Objective. Copy the rows below word for word, starting at the one containing "186 278 200</box>" and ending at the one containing "svg-text:WH: WH <box>590 92 608 104</box>".
[Begin]
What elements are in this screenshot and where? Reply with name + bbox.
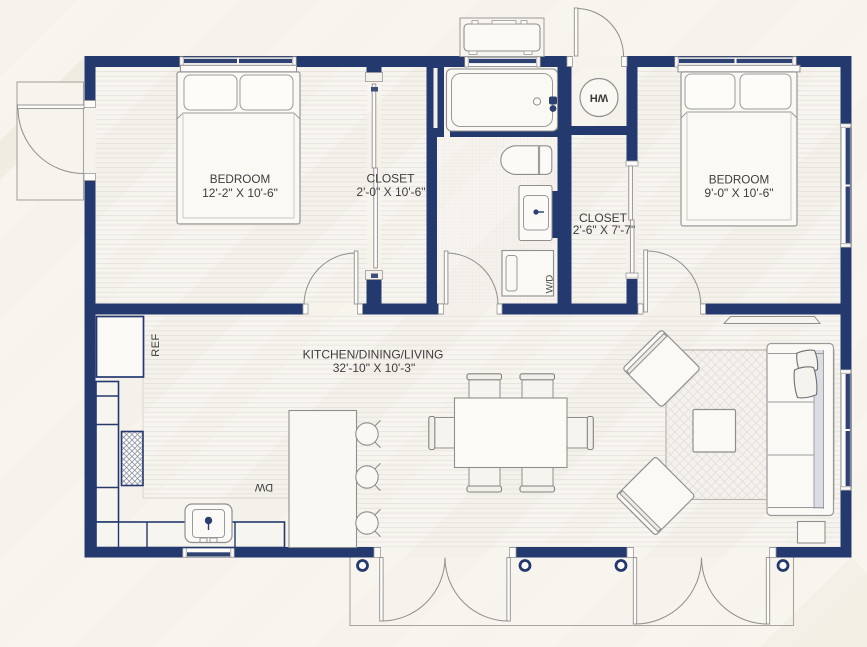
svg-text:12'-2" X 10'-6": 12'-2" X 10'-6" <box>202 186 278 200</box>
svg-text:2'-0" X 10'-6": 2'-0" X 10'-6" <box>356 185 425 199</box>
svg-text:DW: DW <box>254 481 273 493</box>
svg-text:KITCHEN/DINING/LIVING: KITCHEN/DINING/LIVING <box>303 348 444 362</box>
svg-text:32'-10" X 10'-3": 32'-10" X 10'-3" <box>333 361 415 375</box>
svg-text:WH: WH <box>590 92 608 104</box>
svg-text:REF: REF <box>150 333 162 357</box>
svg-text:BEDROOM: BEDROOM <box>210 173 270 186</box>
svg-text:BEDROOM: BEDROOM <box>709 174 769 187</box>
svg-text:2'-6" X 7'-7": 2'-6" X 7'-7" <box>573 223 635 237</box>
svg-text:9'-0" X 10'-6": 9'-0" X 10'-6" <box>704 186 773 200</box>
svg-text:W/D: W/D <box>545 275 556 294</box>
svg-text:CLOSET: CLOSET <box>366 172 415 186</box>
[End]
[Begin]
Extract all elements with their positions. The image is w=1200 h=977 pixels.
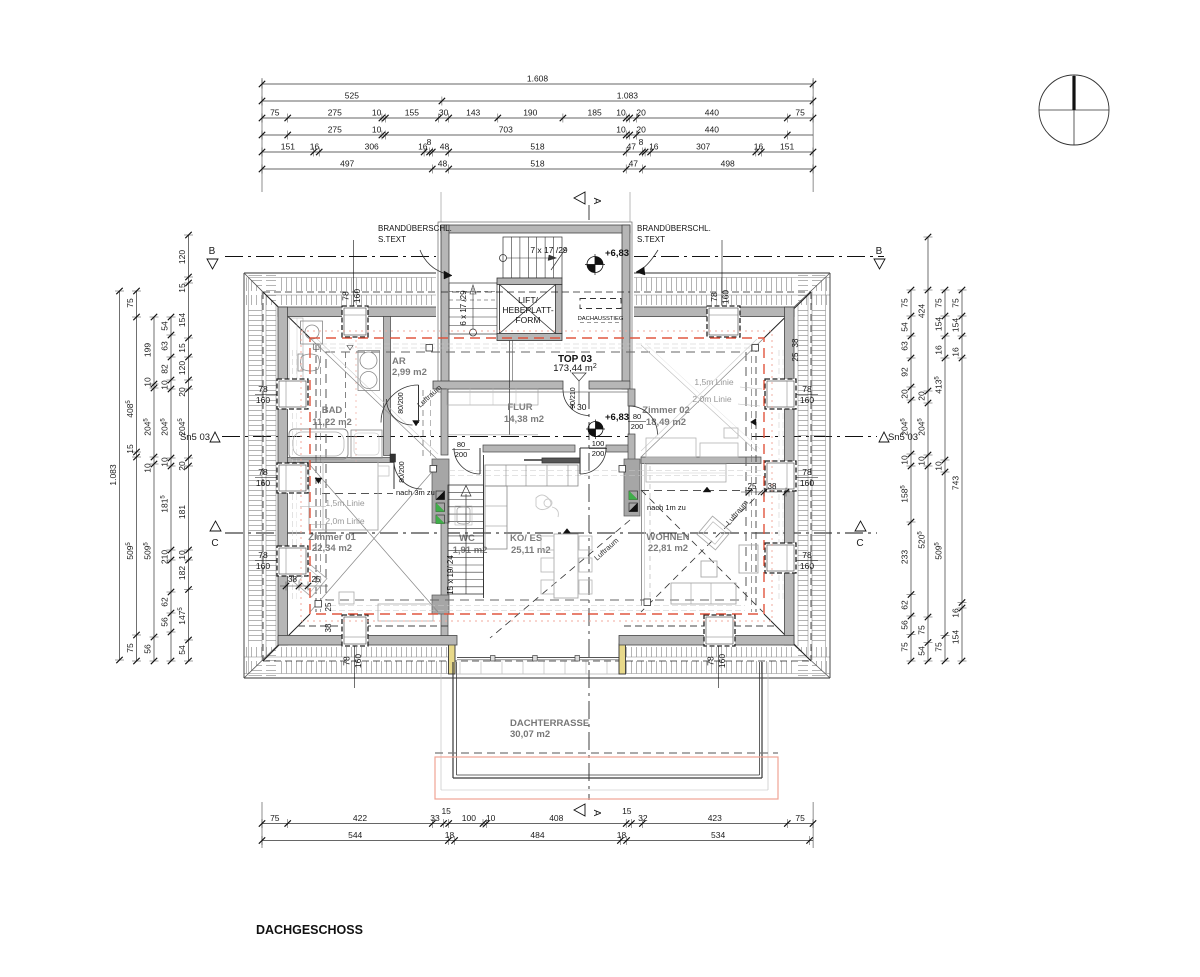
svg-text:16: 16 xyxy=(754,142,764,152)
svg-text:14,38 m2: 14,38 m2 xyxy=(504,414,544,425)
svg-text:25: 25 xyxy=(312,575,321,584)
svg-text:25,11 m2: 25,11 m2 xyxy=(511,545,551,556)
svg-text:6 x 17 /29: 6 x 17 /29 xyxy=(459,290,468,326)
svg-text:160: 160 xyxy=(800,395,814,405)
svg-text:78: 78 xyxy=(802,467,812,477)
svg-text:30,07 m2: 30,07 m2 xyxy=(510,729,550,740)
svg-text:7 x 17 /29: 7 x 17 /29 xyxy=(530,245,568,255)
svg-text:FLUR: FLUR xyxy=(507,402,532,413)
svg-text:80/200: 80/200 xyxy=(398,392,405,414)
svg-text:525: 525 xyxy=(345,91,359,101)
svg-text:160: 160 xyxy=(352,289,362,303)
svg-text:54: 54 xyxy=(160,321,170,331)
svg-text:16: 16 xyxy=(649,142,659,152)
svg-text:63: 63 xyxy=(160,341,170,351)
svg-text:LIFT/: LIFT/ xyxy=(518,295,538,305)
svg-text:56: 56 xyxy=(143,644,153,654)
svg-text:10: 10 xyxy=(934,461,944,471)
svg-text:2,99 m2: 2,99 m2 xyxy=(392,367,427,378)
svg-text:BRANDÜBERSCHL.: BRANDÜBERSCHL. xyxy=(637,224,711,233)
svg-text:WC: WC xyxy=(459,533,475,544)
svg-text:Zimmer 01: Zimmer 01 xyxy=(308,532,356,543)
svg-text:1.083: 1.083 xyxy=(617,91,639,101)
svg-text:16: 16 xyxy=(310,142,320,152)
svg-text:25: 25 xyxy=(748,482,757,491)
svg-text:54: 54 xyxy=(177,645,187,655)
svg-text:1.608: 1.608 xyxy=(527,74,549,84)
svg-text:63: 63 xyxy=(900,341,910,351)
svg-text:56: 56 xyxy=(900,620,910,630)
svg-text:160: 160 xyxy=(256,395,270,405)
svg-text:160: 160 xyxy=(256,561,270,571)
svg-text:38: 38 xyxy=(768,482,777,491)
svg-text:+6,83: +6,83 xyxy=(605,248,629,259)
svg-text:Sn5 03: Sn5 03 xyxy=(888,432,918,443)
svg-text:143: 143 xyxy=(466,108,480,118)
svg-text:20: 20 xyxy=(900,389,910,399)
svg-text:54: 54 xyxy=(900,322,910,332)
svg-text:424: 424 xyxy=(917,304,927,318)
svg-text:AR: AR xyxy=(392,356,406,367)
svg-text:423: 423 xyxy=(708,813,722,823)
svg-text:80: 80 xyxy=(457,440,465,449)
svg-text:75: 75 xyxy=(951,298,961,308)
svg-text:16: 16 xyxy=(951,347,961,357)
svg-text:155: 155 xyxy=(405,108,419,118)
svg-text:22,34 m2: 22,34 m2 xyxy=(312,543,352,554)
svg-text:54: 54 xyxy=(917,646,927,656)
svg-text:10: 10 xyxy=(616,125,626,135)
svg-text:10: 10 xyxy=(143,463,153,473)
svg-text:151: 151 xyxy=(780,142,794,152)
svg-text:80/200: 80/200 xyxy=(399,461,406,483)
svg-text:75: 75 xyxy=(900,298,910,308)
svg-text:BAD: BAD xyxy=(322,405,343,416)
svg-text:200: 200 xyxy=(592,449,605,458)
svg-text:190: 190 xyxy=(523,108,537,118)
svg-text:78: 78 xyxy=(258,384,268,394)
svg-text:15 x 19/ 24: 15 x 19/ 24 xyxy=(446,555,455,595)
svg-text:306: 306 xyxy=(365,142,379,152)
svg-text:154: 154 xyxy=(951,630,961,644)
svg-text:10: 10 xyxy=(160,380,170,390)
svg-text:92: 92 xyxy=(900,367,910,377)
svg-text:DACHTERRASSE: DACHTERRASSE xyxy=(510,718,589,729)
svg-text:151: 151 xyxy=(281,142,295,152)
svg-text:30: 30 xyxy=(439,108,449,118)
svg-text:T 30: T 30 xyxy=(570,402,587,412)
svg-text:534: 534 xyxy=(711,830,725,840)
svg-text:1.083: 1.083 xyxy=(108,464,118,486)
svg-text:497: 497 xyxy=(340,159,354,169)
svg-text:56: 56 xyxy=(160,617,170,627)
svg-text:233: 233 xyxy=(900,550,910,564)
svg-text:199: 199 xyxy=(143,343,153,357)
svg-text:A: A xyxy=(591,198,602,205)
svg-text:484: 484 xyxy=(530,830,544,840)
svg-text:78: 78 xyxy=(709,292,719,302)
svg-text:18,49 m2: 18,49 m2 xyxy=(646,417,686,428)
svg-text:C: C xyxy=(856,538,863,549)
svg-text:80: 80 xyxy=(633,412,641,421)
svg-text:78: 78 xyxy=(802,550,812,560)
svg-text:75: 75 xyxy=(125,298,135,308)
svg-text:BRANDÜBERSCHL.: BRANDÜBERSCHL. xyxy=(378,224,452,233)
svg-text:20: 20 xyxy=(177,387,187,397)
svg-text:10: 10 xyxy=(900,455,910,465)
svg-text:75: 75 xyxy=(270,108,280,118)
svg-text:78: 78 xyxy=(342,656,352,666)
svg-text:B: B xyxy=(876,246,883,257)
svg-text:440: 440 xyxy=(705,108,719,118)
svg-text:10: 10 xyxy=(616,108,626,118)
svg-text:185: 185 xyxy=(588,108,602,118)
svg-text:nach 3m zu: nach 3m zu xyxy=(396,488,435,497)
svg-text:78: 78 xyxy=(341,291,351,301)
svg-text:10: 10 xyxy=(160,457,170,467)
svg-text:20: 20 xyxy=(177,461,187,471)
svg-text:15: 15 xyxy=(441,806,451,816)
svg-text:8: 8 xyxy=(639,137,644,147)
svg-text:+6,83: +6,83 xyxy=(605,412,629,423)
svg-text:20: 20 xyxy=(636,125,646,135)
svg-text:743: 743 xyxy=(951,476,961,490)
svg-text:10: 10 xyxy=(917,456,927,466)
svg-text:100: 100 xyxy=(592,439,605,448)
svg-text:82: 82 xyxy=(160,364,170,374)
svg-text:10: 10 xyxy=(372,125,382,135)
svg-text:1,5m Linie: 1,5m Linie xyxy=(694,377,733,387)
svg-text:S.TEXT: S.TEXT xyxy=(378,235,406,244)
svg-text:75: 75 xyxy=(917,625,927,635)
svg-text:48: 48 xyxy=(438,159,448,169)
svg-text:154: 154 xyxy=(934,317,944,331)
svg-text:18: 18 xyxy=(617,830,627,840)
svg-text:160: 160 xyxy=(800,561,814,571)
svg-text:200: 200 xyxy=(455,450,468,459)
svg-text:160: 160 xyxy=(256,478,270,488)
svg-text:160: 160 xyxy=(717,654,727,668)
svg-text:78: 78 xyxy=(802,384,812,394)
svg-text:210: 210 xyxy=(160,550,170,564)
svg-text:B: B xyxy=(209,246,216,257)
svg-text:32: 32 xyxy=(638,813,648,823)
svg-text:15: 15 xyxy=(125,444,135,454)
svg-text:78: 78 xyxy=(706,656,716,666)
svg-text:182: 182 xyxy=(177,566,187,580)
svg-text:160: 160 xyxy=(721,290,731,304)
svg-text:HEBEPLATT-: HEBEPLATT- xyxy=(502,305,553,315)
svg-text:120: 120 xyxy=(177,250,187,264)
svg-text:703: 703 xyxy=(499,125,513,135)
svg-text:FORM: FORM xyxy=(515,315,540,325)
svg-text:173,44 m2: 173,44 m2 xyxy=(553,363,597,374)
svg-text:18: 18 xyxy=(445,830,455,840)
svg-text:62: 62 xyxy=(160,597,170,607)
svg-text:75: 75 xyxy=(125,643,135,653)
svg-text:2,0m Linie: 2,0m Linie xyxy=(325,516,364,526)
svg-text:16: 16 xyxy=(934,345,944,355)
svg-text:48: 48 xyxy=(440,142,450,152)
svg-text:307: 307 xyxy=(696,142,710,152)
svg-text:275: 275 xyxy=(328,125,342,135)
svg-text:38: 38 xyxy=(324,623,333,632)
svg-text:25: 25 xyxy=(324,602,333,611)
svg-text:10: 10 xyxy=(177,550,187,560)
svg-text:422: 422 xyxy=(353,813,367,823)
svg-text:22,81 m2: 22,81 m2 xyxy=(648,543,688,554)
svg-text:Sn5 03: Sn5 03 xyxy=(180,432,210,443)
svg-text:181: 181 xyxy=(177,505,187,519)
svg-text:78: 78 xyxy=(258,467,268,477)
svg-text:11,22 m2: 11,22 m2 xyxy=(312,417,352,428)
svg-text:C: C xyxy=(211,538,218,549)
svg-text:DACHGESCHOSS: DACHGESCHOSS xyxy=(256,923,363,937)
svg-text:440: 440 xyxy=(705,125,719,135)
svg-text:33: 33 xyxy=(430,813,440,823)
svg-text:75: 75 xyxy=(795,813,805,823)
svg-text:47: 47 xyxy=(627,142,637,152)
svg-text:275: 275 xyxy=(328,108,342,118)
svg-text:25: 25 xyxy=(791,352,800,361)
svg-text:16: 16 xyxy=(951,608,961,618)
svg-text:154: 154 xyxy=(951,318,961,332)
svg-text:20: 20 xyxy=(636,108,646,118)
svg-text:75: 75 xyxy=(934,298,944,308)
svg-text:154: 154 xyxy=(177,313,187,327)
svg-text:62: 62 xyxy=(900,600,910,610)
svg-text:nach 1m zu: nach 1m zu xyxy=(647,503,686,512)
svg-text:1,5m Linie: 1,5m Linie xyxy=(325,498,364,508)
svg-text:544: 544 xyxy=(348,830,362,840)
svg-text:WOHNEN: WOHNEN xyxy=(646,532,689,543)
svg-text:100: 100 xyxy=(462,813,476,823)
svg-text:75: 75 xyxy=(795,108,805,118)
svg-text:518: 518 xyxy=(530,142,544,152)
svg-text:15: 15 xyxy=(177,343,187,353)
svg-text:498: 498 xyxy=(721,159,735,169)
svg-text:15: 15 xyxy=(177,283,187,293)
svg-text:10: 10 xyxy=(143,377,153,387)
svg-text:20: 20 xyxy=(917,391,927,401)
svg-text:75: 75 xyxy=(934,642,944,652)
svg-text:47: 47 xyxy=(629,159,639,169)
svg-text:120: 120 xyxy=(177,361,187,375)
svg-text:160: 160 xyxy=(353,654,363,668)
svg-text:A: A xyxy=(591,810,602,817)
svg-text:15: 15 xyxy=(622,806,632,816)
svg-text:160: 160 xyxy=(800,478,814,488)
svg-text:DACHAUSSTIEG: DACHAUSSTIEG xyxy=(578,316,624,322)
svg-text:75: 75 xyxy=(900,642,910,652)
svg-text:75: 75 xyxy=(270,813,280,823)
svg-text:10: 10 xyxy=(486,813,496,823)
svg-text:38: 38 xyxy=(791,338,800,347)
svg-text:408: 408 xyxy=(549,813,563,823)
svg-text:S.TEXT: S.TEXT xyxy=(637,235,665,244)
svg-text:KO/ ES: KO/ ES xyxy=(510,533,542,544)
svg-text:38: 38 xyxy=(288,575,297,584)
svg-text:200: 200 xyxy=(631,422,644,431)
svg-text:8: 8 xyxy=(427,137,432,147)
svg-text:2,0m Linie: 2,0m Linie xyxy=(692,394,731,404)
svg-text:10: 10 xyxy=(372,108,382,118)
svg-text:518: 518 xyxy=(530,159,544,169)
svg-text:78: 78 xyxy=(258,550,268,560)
[End]
Result for this exercise.
svg-text:12'-2" X 10'-6": 12'-2" X 10'-6" <box>202 186 278 200</box>
svg-text:2'-0" X 10'-6": 2'-0" X 10'-6" <box>356 185 425 199</box>
svg-text:DW: DW <box>254 481 273 493</box>
svg-text:KITCHEN/DINING/LIVING: KITCHEN/DINING/LIVING <box>303 348 444 362</box>
svg-text:32'-10" X 10'-3": 32'-10" X 10'-3" <box>333 361 415 375</box>
svg-text:WH: WH <box>590 92 608 104</box>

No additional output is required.